### Work instructions:
Below, find each line holding "noise" and state how many there are, using the number alone.

Excerpts from a figure dataset
┏━━
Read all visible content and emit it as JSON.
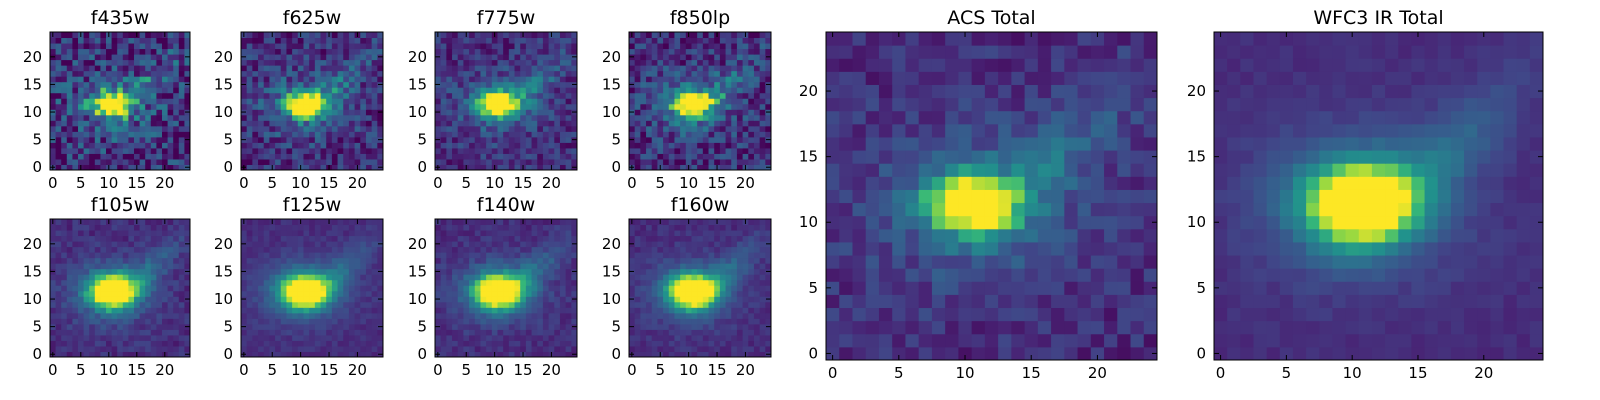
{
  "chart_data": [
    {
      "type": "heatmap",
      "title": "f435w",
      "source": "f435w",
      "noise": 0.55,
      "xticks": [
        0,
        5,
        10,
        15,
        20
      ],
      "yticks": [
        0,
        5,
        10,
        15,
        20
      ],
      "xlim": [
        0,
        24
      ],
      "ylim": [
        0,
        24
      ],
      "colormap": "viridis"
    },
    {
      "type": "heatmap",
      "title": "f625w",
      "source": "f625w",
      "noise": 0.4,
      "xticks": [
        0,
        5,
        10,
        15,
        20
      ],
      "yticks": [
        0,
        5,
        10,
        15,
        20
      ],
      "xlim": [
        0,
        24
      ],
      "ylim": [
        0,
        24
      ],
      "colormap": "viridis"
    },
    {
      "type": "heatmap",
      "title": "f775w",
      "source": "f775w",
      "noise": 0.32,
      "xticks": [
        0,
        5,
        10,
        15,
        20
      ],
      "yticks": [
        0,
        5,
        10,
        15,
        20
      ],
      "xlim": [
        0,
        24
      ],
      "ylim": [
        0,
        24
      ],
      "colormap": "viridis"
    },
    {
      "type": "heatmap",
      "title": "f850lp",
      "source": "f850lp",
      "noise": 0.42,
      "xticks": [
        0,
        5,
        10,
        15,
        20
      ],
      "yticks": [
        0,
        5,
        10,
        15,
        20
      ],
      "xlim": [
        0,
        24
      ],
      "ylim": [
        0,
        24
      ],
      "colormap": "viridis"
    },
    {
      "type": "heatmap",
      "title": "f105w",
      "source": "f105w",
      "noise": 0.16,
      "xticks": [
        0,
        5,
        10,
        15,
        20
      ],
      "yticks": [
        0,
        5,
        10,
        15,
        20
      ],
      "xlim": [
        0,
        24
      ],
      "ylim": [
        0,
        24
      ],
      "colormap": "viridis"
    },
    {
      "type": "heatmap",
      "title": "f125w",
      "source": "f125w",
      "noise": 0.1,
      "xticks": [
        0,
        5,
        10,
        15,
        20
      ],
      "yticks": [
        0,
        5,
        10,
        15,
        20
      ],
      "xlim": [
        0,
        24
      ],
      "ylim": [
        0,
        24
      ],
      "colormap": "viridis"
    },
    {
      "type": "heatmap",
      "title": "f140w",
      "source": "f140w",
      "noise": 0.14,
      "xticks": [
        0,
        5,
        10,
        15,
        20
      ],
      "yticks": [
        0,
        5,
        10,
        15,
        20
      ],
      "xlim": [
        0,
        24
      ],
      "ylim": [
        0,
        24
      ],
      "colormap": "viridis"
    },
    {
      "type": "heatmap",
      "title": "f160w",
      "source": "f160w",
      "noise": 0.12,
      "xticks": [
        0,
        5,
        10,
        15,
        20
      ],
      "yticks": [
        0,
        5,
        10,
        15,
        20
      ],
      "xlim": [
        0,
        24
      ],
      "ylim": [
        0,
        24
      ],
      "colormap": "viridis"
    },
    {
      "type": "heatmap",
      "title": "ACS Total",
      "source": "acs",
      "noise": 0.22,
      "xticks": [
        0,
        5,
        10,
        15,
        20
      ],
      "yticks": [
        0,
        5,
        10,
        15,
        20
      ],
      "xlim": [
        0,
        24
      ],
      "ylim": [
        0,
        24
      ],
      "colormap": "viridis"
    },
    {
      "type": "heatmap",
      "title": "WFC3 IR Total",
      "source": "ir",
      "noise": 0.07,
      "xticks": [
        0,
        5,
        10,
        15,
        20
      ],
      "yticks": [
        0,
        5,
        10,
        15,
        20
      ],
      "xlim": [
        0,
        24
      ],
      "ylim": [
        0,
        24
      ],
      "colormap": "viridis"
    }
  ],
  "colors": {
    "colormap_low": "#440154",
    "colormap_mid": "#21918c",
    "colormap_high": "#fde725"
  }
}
┗━━
┏━━
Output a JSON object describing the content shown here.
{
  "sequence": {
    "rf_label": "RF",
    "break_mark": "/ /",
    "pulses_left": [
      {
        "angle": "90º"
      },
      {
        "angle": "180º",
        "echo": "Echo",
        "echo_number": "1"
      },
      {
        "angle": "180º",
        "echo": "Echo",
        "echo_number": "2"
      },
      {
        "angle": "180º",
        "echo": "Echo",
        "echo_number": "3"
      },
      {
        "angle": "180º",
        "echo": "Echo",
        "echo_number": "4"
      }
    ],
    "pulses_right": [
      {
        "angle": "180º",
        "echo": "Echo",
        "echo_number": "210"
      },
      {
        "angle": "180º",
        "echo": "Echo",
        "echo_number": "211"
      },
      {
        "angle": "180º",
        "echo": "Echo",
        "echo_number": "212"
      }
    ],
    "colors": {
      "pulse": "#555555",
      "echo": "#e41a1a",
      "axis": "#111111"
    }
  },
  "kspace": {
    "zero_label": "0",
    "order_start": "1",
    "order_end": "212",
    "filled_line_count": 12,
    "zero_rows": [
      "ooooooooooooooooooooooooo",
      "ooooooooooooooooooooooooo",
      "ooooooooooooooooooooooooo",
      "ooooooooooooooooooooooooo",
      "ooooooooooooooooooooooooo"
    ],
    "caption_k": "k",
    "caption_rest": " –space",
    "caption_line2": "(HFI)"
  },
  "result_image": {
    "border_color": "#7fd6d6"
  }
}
┗━━
### Exercise output:
10